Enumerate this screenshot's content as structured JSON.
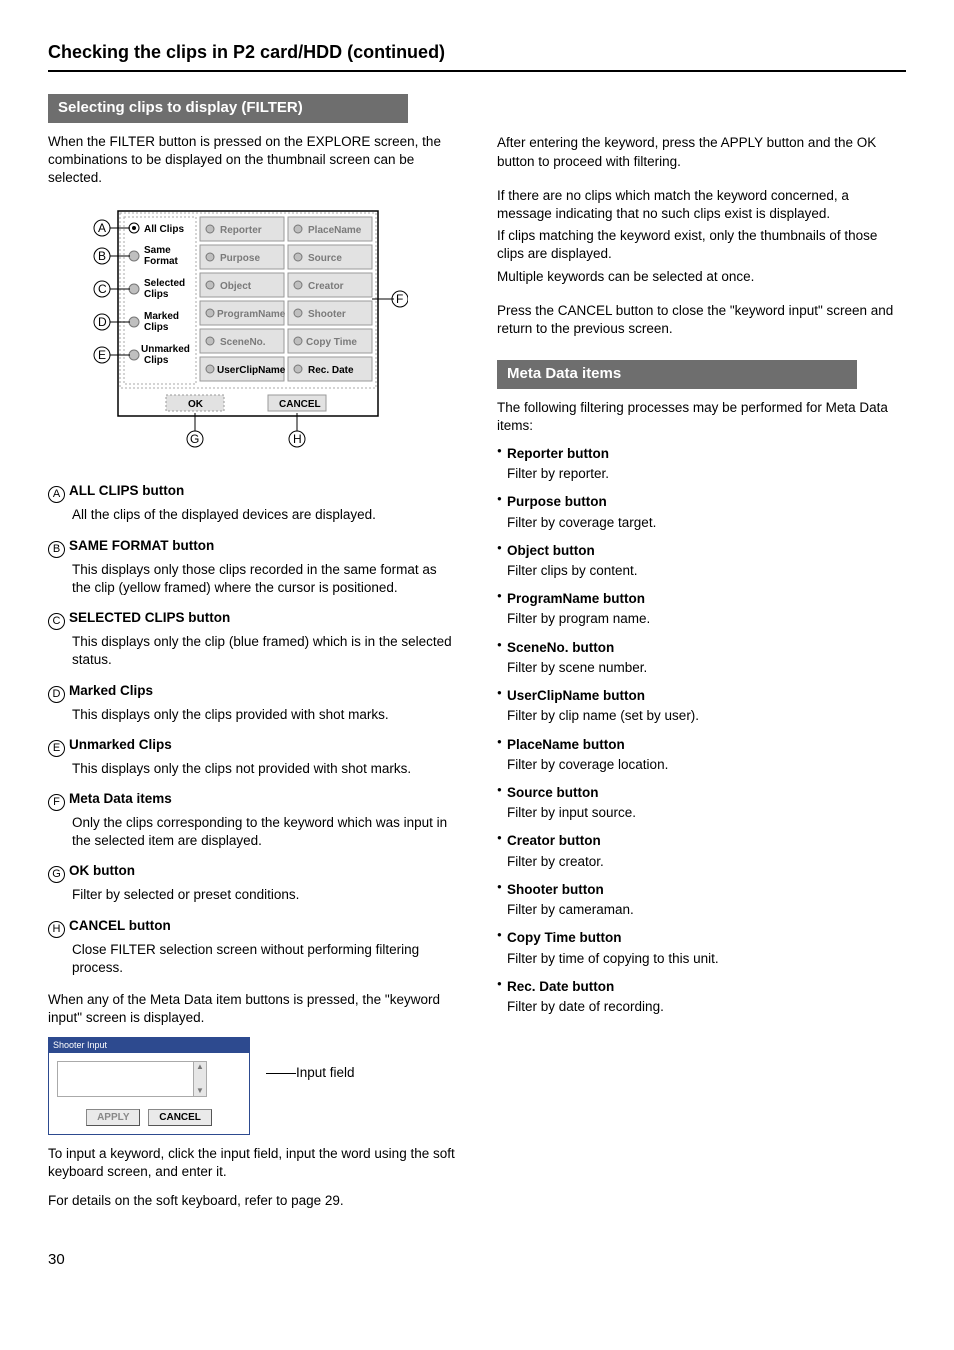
{
  "header": {
    "title": "Checking the clips in P2 card/HDD (continued)"
  },
  "section_filter": {
    "title": "Selecting clips to display (FILTER)",
    "intro": "When the FILTER button is pressed on the EXPLORE screen, the combinations to be displayed on the thumbnail screen can be selected.",
    "dialog": {
      "left_items": {
        "a": "All Clips",
        "b": "Same Format",
        "c": "Selected Clips",
        "d": "Marked Clips",
        "e": "Unmarked Clips"
      },
      "buttons": {
        "ok": "OK",
        "cancel": "CANCEL"
      },
      "meta": {
        "reporter": "Reporter",
        "placename": "PlaceName",
        "purpose": "Purpose",
        "source": "Source",
        "object": "Object",
        "creator": "Creator",
        "programname": "ProgramName",
        "shooter": "Shooter",
        "sceneno": "SceneNo.",
        "copytime": "Copy Time",
        "userclipname": "UserClipName",
        "recdate": "Rec. Date"
      },
      "callouts": {
        "a": "A",
        "b": "B",
        "c": "C",
        "d": "D",
        "e": "E",
        "f": "F",
        "g": "G",
        "h": "H"
      }
    },
    "items": {
      "a": {
        "head": "ALL CLIPS button",
        "body": "All the clips of the displayed devices are displayed."
      },
      "b": {
        "head": "SAME FORMAT button",
        "body": "This displays only those clips recorded in the same format as the clip (yellow framed) where the cursor is positioned."
      },
      "c": {
        "head": "SELECTED CLIPS button",
        "body": "This displays only the clip (blue framed) which is in the selected status."
      },
      "d": {
        "head": "Marked Clips",
        "body": "This displays only the clips provided with shot marks."
      },
      "e": {
        "head": "Unmarked Clips",
        "body": "This displays only the clips not provided with shot marks."
      },
      "f": {
        "head": "Meta Data items",
        "body": "Only the clips corresponding to the keyword which was input in the selected item are displayed."
      },
      "g": {
        "head": "OK button",
        "body": "Filter by selected or preset conditions."
      },
      "h": {
        "head": "CANCEL button",
        "body": "Close FILTER selection screen without performing filtering process."
      }
    },
    "keyword_intro": "When any of the Meta Data item buttons is pressed, the \"keyword input\" screen is displayed.",
    "keyword_dialog": {
      "title": "Shooter Input",
      "apply": "APPLY",
      "cancel": "CANCEL",
      "callout": "Input field"
    },
    "keyword_after1": "To input a keyword, click the input field, input the word using the soft keyboard screen, and enter it.",
    "keyword_after2": "For details on the soft keyboard, refer to page 29."
  },
  "right": {
    "after1": "After entering the keyword, press the APPLY button and the OK button to proceed with filtering.",
    "after2a": "If there are no clips which match the keyword concerned, a message indicating that no such clips exist is displayed.",
    "after2b": "If clips matching the keyword exist, only the thumbnails of those clips are displayed.",
    "after2c": "Multiple keywords can be selected at once.",
    "after3": "Press the CANCEL button to close the \"keyword input\" screen and return to the previous screen.",
    "meta_section_title": "Meta Data items",
    "meta_intro": "The following filtering processes may be performed for Meta Data items:",
    "meta_items": [
      {
        "head": "Reporter button",
        "body": "Filter by reporter."
      },
      {
        "head": "Purpose button",
        "body": "Filter by coverage target."
      },
      {
        "head": "Object button",
        "body": "Filter clips by content."
      },
      {
        "head": "ProgramName button",
        "body": "Filter by program name."
      },
      {
        "head": "SceneNo. button",
        "body": "Filter by scene number."
      },
      {
        "head": "UserClipName button",
        "body": "Filter by clip name (set by user)."
      },
      {
        "head": "PlaceName button",
        "body": "Filter by coverage location."
      },
      {
        "head": "Source button",
        "body": "Filter by input source."
      },
      {
        "head": "Creator button",
        "body": "Filter by creator."
      },
      {
        "head": "Shooter button",
        "body": "Filter by cameraman."
      },
      {
        "head": "Copy Time button",
        "body": "Filter by time of copying to this unit."
      },
      {
        "head": "Rec. Date button",
        "body": "Filter by date of recording."
      }
    ]
  },
  "page_number": "30"
}
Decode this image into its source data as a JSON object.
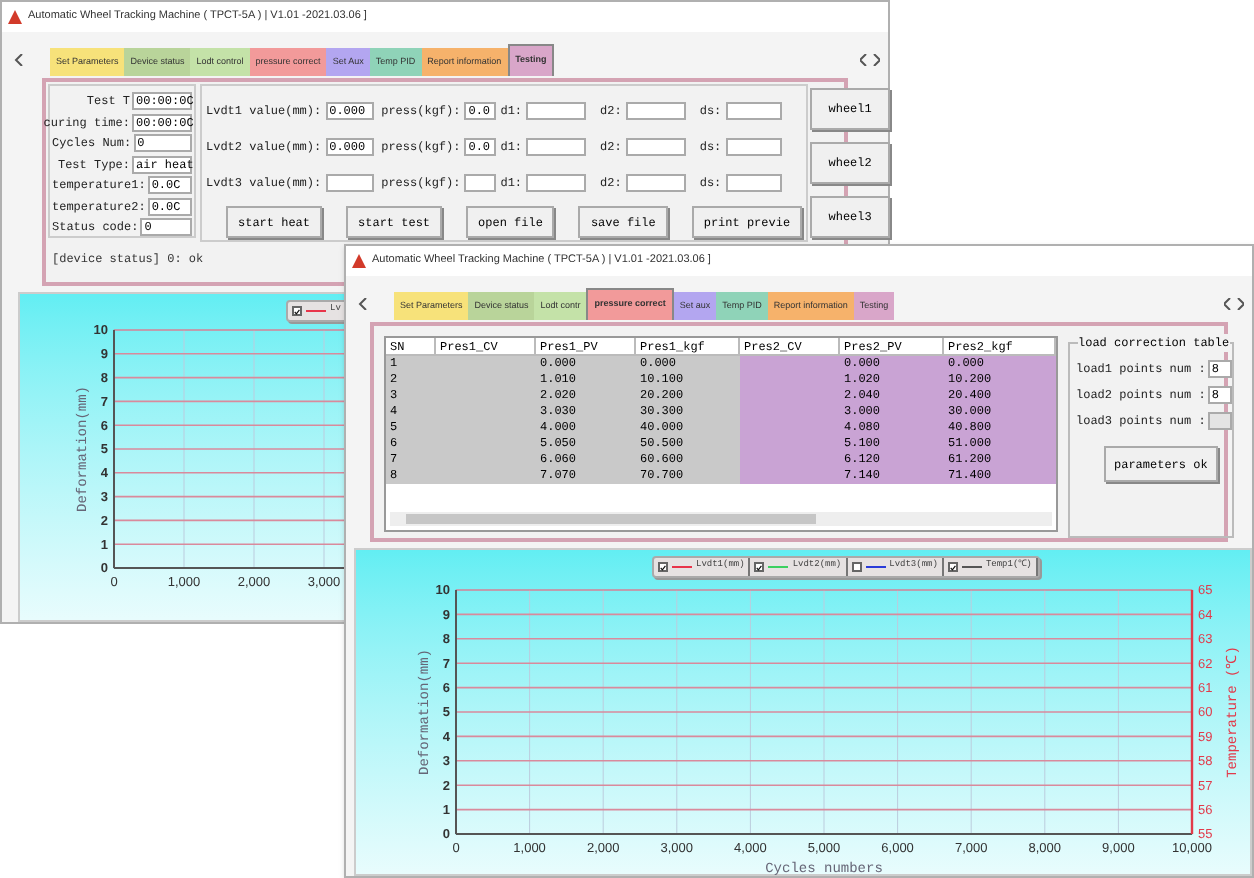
{
  "back_window": {
    "title": "Automatic Wheel Tracking Machine ( TPCT-5A ) | V1.01 -2021.03.06 ]",
    "tabs": [
      {
        "label": "Set Parameters",
        "color": "#f7e27a",
        "selected": false
      },
      {
        "label": "Device status",
        "color": "#b9d49a",
        "selected": false
      },
      {
        "label": "Lodt control",
        "color": "#c4e2a8",
        "selected": false
      },
      {
        "label": "pressure correct",
        "color": "#f29a9a",
        "selected": false
      },
      {
        "label": "Set Aux",
        "color": "#b3a6f0",
        "selected": false
      },
      {
        "label": "Temp PID",
        "color": "#8fd3b8",
        "selected": false
      },
      {
        "label": "Report information",
        "color": "#f6b26b",
        "selected": false
      },
      {
        "label": "Testing",
        "color": "#d9a6c9",
        "selected": true
      }
    ],
    "fields": [
      {
        "label": "Test T",
        "value": "00:00:0C"
      },
      {
        "label": "curing time:",
        "value": "00:00:0C"
      },
      {
        "label": "Cycles Num:",
        "value": "0"
      },
      {
        "label": "Test Type:",
        "value": "air heat"
      },
      {
        "label": "temperature1:",
        "value": "0.0C"
      },
      {
        "label": "temperature2:",
        "value": "0.0C"
      },
      {
        "label": "Status code:",
        "value": "0"
      }
    ],
    "lvdt_rows": [
      {
        "label": "Lvdt1 value(mm):",
        "value": "0.000",
        "press_label": "press(kgf):",
        "press_value": "0.0",
        "d1_label": "d1:",
        "d2_label": "d2:",
        "ds_label": "ds:"
      },
      {
        "label": "Lvdt2 value(mm):",
        "value": "0.000",
        "press_label": "press(kgf):",
        "press_value": "0.0",
        "d1_label": "d1:",
        "d2_label": "d2:",
        "ds_label": "ds:"
      },
      {
        "label": "Lvdt3 value(mm):",
        "press_label": "press(kgf):",
        "d1_label": "d1:",
        "d2_label": "d2:",
        "ds_label": "ds:"
      }
    ],
    "buttons": [
      "start heat",
      "start test",
      "open file",
      "save file",
      "print previe"
    ],
    "wheel_buttons": [
      "wheel1",
      "wheel2",
      "wheel3"
    ],
    "device_status": "[device status] 0: ok",
    "chart": {
      "legend": [
        {
          "label": "Lv",
          "color": "#e8344a",
          "checked": true
        }
      ],
      "chart_data": {
        "type": "line",
        "ylabel": "Deformation(mm)",
        "grid": true,
        "xlim": [
          0,
          10000
        ],
        "ylim": [
          0,
          10
        ],
        "xticks": [
          {
            "value": 0,
            "label": "0"
          },
          {
            "value": 1000,
            "label": "1,000"
          },
          {
            "value": 2000,
            "label": "2,000"
          },
          {
            "value": 3000,
            "label": "3,000"
          }
        ],
        "yticks": [
          0,
          1,
          2,
          3,
          4,
          5,
          6,
          7,
          8,
          9,
          10
        ]
      }
    }
  },
  "front_window": {
    "title": "Automatic Wheel Tracking Machine ( TPCT-5A ) | V1.01 -2021.03.06 ]",
    "tabs": [
      {
        "label": "Set Parameters",
        "color": "#f7e27a",
        "selected": false
      },
      {
        "label": "Device status",
        "color": "#b9d49a",
        "selected": false
      },
      {
        "label": "Lodt contr",
        "color": "#c4e2a8",
        "selected": false
      },
      {
        "label": "pressure correct",
        "color": "#f29a9a",
        "selected": true
      },
      {
        "label": "Set aux",
        "color": "#b3a6f0",
        "selected": false
      },
      {
        "label": "Temp PID",
        "color": "#8fd3b8",
        "selected": false
      },
      {
        "label": "Report information",
        "color": "#f6b26b",
        "selected": false
      },
      {
        "label": "Testing",
        "color": "#d9a6c9",
        "selected": false
      }
    ],
    "table": {
      "columns": [
        {
          "label": "SN",
          "color": "#c9c9c9"
        },
        {
          "label": "Pres1_CV",
          "color": "#c9c9c9"
        },
        {
          "label": "Pres1_PV",
          "color": "#c9c9c9"
        },
        {
          "label": "Pres1_kgf",
          "color": "#c9c9c9"
        },
        {
          "label": "Pres2_CV",
          "color": "#c9a3d4"
        },
        {
          "label": "Pres2_PV",
          "color": "#c9a3d4"
        },
        {
          "label": "Pres2_kgf",
          "color": "#c9a3d4"
        }
      ],
      "rows": [
        [
          "1",
          "",
          "0.000",
          "0.000",
          "",
          "0.000",
          "0.000"
        ],
        [
          "2",
          "",
          "1.010",
          "10.100",
          "",
          "1.020",
          "10.200"
        ],
        [
          "3",
          "",
          "2.020",
          "20.200",
          "",
          "2.040",
          "20.400"
        ],
        [
          "4",
          "",
          "3.030",
          "30.300",
          "",
          "3.000",
          "30.000"
        ],
        [
          "5",
          "",
          "4.000",
          "40.000",
          "",
          "4.080",
          "40.800"
        ],
        [
          "6",
          "",
          "5.050",
          "50.500",
          "",
          "5.100",
          "51.000"
        ],
        [
          "7",
          "",
          "6.060",
          "60.600",
          "",
          "6.120",
          "61.200"
        ],
        [
          "8",
          "",
          "7.070",
          "70.700",
          "",
          "7.140",
          "71.400"
        ]
      ]
    },
    "load_table": {
      "title": "load correction table",
      "rows": [
        {
          "label": "load1 points num :",
          "value": "8",
          "disabled": false
        },
        {
          "label": "load2 points num :",
          "value": "8",
          "disabled": false
        },
        {
          "label": "load3 points num :",
          "disabled": true
        }
      ],
      "button": "parameters ok"
    },
    "chart": {
      "legend": [
        {
          "label": "Lvdt1(mm)",
          "color": "#e8344a",
          "checked": true
        },
        {
          "label": "Lvdt2(mm)",
          "color": "#3cd060",
          "checked": true
        },
        {
          "label": "Lvdt3(mm)",
          "color": "#2a3cd8",
          "checked": false
        },
        {
          "label": "Temp1(℃)",
          "color": "#555555",
          "checked": true
        }
      ],
      "chart_data": {
        "type": "line",
        "xlabel": "Cycles numbers",
        "ylabel": "Deformation(mm)",
        "grid": true,
        "xlim": [
          0,
          10000
        ],
        "ylim": [
          0,
          10
        ],
        "xticks": [
          {
            "value": 0,
            "label": "0"
          },
          {
            "value": 1000,
            "label": "1,000"
          },
          {
            "value": 2000,
            "label": "2,000"
          },
          {
            "value": 3000,
            "label": "3,000"
          },
          {
            "value": 4000,
            "label": "4,000"
          },
          {
            "value": 5000,
            "label": "5,000"
          },
          {
            "value": 6000,
            "label": "6,000"
          },
          {
            "value": 7000,
            "label": "7,000"
          },
          {
            "value": 8000,
            "label": "8,000"
          },
          {
            "value": 9000,
            "label": "9,000"
          },
          {
            "value": 10000,
            "label": "10,000"
          }
        ],
        "yticks": [
          0,
          1,
          2,
          3,
          4,
          5,
          6,
          7,
          8,
          9,
          10
        ]
      },
      "right_axis": {
        "label": "Temperature (℃)",
        "ticks": [
          "65",
          "64",
          "63",
          "62",
          "61",
          "60",
          "59",
          "58",
          "57",
          "56",
          "55"
        ]
      }
    }
  }
}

» **SET EXERCISE**
Identify every line above that includes the word "JSON", and show those lines.

» **FINISHED ANSWER**
Enumerate this screenshot's content as structured JSON.
Decode this image into its source data as a JSON object.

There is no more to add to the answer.